Work to complete
Copy out each line containing "change" from the entries below.

***** Given entries *****

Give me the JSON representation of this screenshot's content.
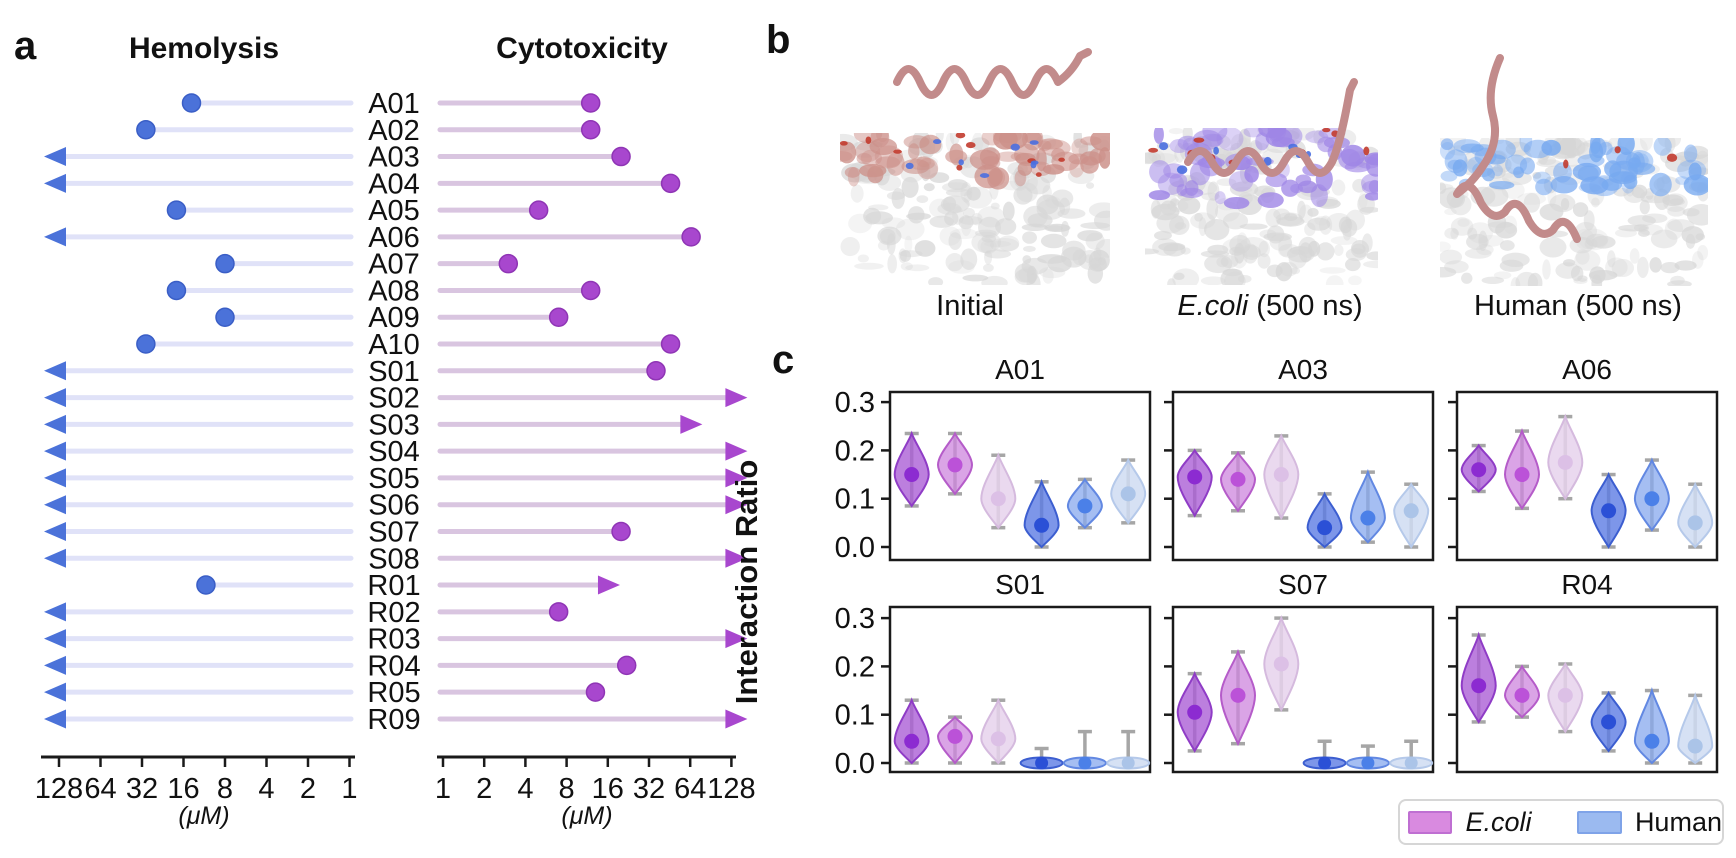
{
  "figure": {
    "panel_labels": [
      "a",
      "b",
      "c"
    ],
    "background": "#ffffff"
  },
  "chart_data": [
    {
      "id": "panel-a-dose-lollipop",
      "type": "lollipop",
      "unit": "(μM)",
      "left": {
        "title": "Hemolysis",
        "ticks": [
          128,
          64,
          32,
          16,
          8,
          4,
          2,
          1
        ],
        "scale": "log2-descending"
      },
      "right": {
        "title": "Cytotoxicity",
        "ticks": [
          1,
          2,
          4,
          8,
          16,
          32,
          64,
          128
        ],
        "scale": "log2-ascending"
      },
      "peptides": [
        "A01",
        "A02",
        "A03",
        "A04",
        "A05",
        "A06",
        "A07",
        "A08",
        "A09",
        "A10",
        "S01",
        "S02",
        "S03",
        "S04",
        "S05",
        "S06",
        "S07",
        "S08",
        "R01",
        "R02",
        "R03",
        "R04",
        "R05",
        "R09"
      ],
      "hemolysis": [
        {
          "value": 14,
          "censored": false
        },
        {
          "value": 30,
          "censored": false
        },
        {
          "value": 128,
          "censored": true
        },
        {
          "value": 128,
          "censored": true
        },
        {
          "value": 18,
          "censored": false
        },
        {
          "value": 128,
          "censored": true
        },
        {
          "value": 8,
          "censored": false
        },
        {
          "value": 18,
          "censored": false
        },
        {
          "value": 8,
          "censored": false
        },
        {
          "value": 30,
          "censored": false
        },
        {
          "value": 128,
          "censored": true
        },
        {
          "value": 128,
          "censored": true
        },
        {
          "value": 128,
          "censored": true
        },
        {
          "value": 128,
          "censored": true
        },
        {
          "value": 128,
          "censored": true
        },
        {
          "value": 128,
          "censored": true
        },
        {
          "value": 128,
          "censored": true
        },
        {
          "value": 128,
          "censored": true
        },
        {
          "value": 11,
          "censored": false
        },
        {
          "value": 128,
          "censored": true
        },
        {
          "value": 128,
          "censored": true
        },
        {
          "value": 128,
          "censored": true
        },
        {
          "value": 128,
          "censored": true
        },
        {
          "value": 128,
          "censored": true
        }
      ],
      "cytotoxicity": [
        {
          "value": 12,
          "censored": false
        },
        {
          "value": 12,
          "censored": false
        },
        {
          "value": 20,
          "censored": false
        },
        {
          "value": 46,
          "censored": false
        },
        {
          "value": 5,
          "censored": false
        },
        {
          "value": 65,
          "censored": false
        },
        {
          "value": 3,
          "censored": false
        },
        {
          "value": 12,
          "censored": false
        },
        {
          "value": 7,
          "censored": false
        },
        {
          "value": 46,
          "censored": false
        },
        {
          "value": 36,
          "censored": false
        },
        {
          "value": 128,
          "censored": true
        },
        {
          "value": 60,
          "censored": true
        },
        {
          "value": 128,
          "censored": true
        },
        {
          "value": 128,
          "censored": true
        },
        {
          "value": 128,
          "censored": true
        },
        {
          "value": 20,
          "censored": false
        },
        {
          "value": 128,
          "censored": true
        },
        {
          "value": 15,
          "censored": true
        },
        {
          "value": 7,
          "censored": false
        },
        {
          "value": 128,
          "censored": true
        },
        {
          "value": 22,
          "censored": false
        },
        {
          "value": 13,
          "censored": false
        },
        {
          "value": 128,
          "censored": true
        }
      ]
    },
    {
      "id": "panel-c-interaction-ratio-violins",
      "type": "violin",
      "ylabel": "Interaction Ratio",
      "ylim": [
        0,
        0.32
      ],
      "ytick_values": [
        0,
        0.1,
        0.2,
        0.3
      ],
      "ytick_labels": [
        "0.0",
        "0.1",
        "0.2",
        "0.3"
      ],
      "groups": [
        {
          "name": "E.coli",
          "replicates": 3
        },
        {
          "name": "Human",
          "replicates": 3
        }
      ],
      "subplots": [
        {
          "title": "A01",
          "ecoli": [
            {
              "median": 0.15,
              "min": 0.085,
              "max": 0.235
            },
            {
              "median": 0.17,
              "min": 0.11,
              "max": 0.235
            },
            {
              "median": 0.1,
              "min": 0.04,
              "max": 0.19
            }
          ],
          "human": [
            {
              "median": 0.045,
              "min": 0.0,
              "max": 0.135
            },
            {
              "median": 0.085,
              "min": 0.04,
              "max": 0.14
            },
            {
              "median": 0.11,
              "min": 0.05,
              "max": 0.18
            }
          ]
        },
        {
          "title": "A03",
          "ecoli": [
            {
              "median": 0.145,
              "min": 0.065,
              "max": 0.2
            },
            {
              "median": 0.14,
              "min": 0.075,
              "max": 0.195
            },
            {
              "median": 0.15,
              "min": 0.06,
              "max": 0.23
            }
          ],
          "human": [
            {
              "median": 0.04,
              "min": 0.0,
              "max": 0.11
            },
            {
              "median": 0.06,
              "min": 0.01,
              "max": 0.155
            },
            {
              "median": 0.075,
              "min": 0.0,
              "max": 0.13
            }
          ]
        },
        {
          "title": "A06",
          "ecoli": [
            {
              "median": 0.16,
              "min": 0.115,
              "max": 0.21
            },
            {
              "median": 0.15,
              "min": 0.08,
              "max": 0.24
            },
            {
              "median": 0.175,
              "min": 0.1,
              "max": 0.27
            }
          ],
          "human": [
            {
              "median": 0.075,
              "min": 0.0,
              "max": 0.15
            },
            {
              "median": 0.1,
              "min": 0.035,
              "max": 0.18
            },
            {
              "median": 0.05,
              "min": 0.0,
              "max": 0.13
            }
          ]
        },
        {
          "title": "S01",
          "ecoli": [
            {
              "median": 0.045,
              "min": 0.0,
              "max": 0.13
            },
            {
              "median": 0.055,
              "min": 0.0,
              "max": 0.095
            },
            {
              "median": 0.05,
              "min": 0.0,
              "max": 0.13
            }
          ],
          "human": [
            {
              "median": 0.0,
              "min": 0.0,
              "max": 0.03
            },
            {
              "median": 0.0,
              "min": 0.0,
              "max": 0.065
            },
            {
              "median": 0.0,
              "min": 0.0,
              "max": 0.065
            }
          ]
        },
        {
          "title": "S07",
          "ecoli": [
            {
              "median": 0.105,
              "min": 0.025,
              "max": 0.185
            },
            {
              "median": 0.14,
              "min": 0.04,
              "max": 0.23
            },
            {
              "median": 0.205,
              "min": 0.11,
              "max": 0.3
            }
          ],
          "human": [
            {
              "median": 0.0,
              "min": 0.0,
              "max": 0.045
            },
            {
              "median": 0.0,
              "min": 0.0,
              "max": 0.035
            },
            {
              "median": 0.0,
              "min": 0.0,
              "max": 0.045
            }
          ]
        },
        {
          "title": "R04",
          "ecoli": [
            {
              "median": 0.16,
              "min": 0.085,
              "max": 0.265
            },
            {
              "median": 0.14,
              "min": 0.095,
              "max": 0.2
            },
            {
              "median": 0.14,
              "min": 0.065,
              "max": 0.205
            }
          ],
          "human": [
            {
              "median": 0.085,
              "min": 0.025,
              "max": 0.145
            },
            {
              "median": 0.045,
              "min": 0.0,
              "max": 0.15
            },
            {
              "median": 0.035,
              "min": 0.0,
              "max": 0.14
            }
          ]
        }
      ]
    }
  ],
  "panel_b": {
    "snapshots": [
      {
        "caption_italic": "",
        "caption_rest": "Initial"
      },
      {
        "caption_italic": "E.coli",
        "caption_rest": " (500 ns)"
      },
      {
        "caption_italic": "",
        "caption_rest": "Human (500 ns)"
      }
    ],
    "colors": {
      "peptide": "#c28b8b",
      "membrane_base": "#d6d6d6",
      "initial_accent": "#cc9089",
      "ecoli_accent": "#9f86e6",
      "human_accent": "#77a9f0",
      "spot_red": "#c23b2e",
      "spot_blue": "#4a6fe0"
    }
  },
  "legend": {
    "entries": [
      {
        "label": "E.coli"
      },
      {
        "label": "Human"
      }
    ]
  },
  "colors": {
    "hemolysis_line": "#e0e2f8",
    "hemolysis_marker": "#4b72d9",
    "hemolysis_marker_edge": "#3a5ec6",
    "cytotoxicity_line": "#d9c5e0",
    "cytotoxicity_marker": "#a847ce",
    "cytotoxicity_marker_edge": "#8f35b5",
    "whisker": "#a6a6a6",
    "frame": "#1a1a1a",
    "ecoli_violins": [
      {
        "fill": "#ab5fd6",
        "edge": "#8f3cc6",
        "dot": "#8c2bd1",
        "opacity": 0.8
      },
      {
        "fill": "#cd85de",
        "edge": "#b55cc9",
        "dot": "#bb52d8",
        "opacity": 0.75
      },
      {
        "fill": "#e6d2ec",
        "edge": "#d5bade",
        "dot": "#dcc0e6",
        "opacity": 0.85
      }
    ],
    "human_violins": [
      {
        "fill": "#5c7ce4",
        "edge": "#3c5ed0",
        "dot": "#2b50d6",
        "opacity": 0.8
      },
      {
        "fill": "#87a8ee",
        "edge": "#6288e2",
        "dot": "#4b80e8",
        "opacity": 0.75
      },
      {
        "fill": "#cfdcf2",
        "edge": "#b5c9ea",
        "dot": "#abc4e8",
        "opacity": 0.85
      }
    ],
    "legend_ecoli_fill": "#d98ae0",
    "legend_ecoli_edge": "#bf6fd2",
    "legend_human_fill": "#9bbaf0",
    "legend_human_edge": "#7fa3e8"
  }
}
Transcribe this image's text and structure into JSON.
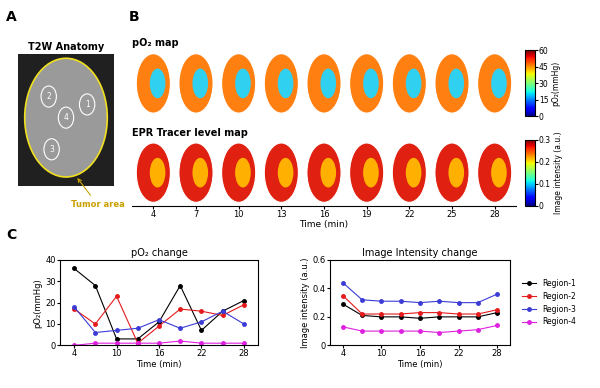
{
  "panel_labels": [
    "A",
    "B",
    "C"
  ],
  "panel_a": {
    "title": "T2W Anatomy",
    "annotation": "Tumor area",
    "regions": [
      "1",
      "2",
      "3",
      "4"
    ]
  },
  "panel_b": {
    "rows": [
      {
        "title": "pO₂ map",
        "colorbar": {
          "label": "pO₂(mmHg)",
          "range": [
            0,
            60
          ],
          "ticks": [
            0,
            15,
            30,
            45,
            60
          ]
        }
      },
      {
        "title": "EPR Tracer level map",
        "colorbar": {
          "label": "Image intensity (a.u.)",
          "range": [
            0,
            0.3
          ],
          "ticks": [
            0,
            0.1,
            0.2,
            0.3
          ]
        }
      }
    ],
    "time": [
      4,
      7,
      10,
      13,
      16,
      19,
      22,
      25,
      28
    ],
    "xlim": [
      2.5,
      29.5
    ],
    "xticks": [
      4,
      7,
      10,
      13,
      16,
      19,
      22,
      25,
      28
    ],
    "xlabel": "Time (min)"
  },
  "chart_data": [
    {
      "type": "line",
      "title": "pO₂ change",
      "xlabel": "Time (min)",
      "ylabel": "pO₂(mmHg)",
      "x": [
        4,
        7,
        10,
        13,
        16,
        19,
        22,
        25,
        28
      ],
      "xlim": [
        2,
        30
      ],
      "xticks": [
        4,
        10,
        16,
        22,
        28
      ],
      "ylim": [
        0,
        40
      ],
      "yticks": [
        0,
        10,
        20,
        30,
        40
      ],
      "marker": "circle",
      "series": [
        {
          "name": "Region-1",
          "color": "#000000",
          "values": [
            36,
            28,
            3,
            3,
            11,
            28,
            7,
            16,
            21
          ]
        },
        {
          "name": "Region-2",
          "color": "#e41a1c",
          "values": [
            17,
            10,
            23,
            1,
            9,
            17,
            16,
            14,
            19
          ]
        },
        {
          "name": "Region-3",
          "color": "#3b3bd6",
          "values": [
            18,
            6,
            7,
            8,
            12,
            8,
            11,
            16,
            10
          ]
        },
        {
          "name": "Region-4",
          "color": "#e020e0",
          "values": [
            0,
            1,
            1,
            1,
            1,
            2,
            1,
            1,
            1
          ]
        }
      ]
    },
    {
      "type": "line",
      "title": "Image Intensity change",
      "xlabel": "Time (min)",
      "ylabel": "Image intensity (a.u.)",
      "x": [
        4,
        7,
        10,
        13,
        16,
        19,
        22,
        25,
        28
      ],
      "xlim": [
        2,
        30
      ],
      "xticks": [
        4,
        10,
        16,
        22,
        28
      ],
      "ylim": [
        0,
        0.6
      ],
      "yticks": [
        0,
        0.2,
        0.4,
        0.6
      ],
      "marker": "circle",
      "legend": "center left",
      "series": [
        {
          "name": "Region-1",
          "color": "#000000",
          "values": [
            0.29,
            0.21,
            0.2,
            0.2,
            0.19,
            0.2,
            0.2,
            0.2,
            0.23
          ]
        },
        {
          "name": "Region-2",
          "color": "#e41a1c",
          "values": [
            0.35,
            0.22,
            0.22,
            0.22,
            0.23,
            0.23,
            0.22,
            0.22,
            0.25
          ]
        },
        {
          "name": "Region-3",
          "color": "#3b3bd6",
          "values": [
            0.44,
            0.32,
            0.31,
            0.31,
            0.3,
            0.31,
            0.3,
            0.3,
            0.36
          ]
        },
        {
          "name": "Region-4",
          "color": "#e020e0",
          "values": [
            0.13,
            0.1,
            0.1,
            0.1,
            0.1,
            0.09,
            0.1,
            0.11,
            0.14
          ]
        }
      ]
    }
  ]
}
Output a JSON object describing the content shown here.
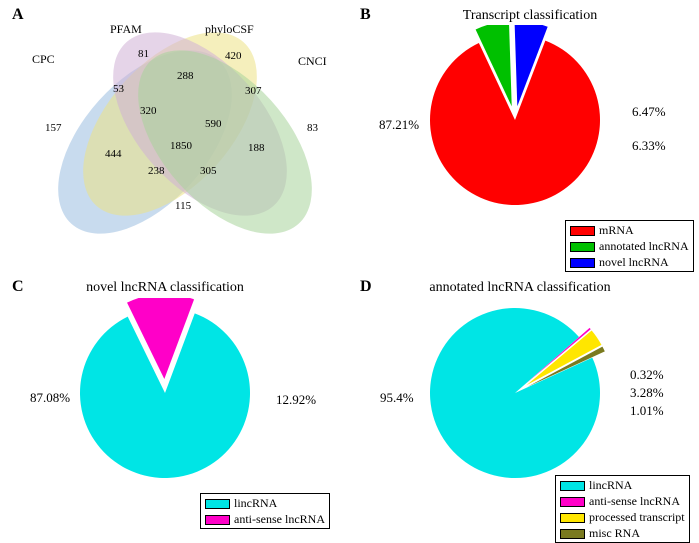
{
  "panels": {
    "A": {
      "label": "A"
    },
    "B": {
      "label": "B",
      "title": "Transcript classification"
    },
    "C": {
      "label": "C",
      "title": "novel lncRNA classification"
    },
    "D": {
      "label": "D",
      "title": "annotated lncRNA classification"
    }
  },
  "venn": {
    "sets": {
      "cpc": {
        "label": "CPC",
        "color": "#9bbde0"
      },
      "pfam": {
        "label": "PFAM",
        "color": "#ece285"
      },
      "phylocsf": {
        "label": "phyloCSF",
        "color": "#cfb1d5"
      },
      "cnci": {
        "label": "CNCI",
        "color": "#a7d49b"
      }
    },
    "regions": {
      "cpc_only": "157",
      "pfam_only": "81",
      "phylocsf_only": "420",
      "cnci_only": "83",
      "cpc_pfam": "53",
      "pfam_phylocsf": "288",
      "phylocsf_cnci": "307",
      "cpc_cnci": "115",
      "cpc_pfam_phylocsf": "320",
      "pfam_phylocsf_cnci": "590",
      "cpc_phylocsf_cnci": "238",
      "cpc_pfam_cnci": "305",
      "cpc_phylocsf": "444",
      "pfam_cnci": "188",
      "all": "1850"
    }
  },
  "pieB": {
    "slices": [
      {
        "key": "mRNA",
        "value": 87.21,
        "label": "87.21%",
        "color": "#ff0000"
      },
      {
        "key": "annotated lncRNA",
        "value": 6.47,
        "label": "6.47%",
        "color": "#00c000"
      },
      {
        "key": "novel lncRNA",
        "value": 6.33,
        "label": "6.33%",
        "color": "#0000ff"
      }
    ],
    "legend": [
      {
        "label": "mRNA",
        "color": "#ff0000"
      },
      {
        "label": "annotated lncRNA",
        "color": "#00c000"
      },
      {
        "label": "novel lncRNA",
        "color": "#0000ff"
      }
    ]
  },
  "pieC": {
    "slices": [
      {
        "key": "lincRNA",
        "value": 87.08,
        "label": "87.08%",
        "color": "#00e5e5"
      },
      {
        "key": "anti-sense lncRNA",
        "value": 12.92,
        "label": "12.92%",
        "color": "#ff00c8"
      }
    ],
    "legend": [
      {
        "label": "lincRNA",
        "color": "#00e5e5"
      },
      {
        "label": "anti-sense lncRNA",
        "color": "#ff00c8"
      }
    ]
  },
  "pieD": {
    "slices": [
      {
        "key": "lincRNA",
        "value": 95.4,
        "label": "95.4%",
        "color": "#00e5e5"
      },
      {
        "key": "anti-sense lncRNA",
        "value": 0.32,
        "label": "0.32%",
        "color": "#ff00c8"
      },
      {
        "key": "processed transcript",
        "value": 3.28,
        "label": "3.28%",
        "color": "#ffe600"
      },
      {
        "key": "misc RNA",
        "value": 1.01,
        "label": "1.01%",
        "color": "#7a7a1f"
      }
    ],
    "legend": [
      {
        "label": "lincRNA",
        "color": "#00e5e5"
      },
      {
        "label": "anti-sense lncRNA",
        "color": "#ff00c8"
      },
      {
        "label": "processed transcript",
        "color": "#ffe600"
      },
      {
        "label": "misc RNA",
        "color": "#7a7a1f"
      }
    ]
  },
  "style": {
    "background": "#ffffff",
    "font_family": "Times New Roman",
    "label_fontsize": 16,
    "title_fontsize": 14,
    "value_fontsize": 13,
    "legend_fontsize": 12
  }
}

*****

Answer below
      "title": "pO₂ change",
      "title": "Image Intensity change",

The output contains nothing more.